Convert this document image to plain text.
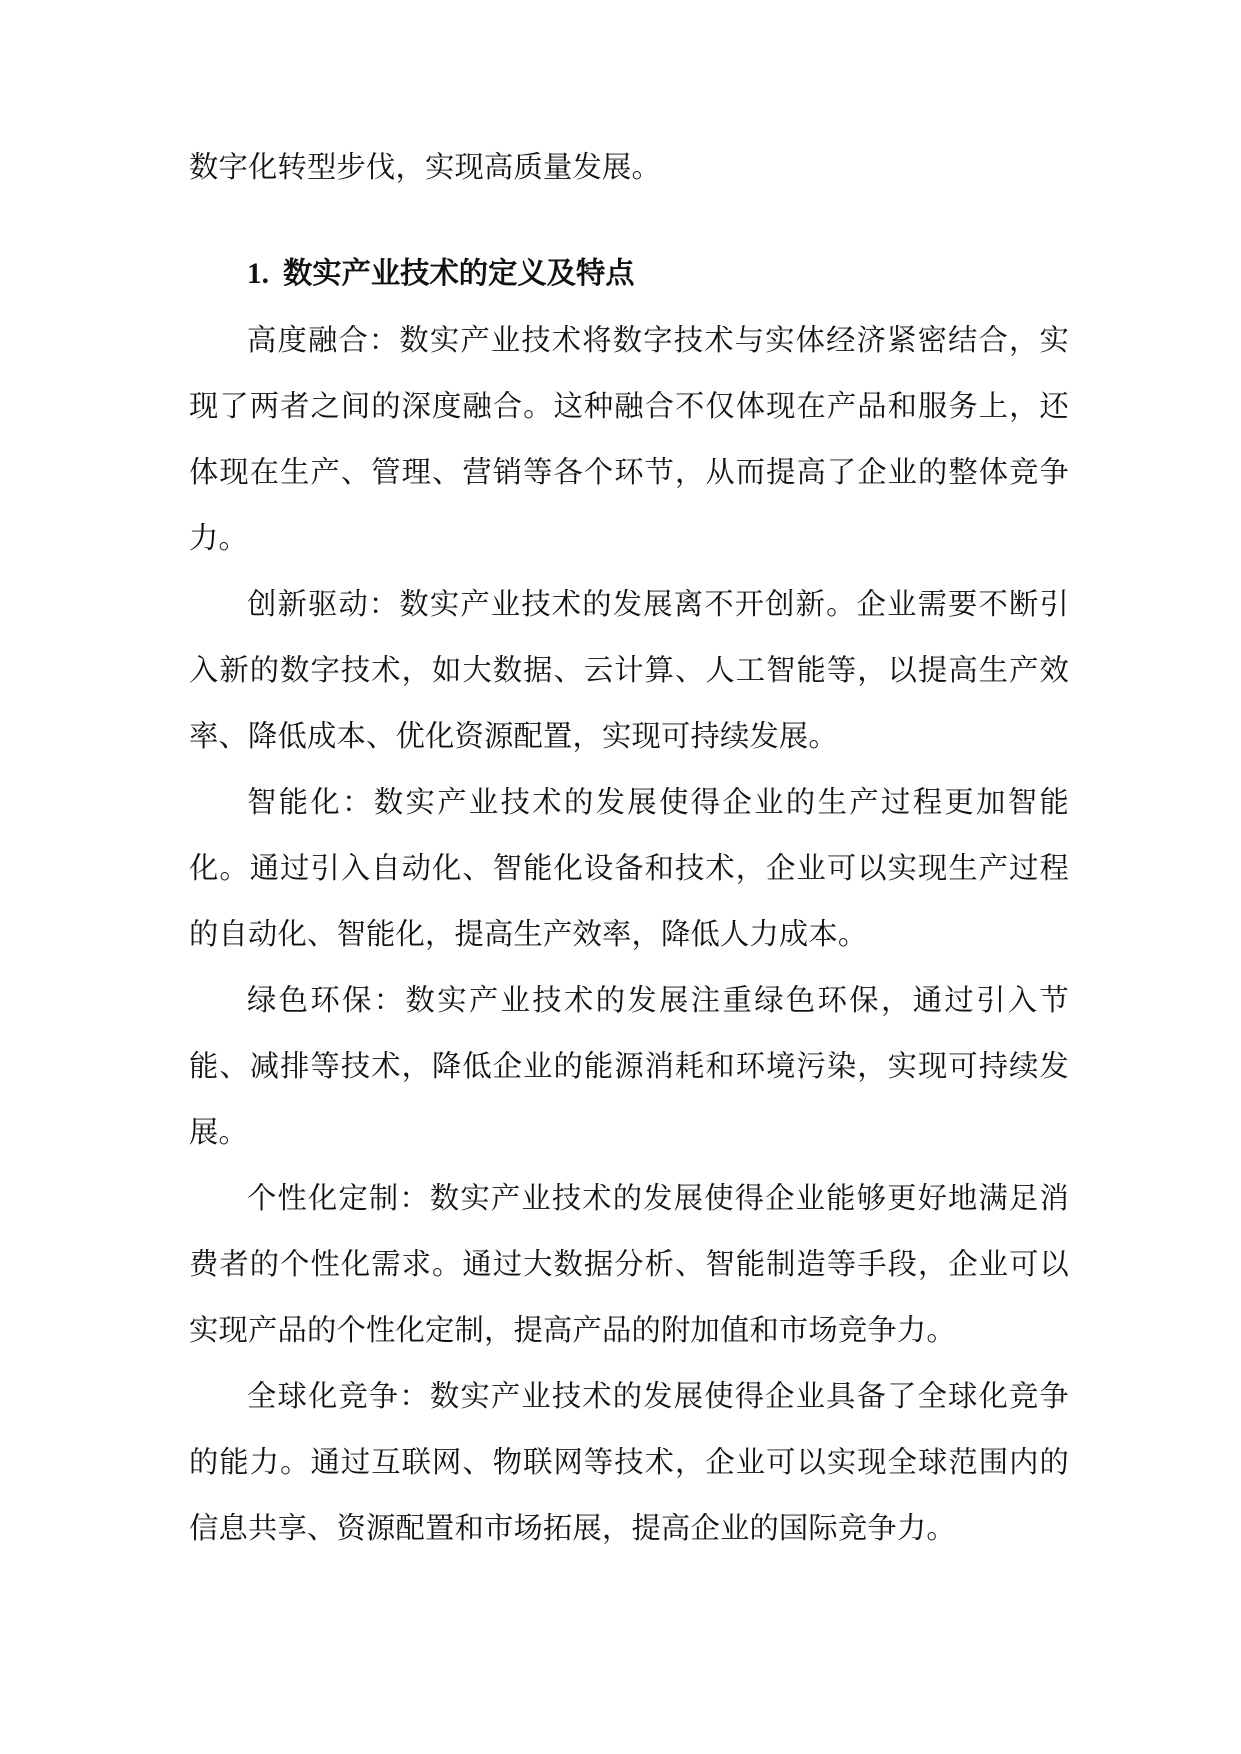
数字化转型步伐，实现高质量发展。

1. 数实产业技术的定义及特点

高度融合：数实产业技术将数字技术与实体经济紧密结合，实现了两者之间的深度融合。这种融合不仅体现在产品和服务上，还体现在生产、管理、营销等各个环节，从而提高了企业的整体竞争力。

创新驱动：数实产业技术的发展离不开创新。企业需要不断引入新的数字技术，如大数据、云计算、人工智能等，以提高生产效率、降低成本、优化资源配置，实现可持续发展。

智能化：数实产业技术的发展使得企业的生产过程更加智能化。通过引入自动化、智能化设备和技术，企业可以实现生产过程的自动化、智能化，提高生产效率，降低人力成本。

绿色环保：数实产业技术的发展注重绿色环保，通过引入节能、减排等技术，降低企业的能源消耗和环境污染，实现可持续发展。

个性化定制：数实产业技术的发展使得企业能够更好地满足消费者的个性化需求。通过大数据分析、智能制造等手段，企业可以实现产品的个性化定制，提高产品的附加值和市场竞争力。

全球化竞争：数实产业技术的发展使得企业具备了全球化竞争的能力。通过互联网、物联网等技术，企业可以实现全球范围内的信息共享、资源配置和市场拓展，提高企业的国际竞争力。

**REQUIREMENT**
Without the pictures, extract every entry verbatim.

**RESPONSE TO THE EXERCISE**
Convert this document image to plain text.
数字化转型步伐，实现高质量发展。

1. 数实产业技术的定义及特点

高度融合：数实产业技术将数字技术与实体经济紧密结合，实现了两者之间的深度融合。这种融合不仅体现在产品和服务上，还体现在生产、管理、营销等各个环节，从而提高了企业的整体竞争力。

创新驱动：数实产业技术的发展离不开创新。企业需要不断引入新的数字技术，如大数据、云计算、人工智能等，以提高生产效率、降低成本、优化资源配置，实现可持续发展。

智能化：数实产业技术的发展使得企业的生产过程更加智能化。通过引入自动化、智能化设备和技术，企业可以实现生产过程的自动化、智能化，提高生产效率，降低人力成本。

绿色环保：数实产业技术的发展注重绿色环保，通过引入节能、减排等技术，降低企业的能源消耗和环境污染，实现可持续发展。

个性化定制：数实产业技术的发展使得企业能够更好地满足消费者的个性化需求。通过大数据分析、智能制造等手段，企业可以实现产品的个性化定制，提高产品的附加值和市场竞争力。

全球化竞争：数实产业技术的发展使得企业具备了全球化竞争的能力。通过互联网、物联网等技术，企业可以实现全球范围内的信息共享、资源配置和市场拓展，提高企业的国际竞争力。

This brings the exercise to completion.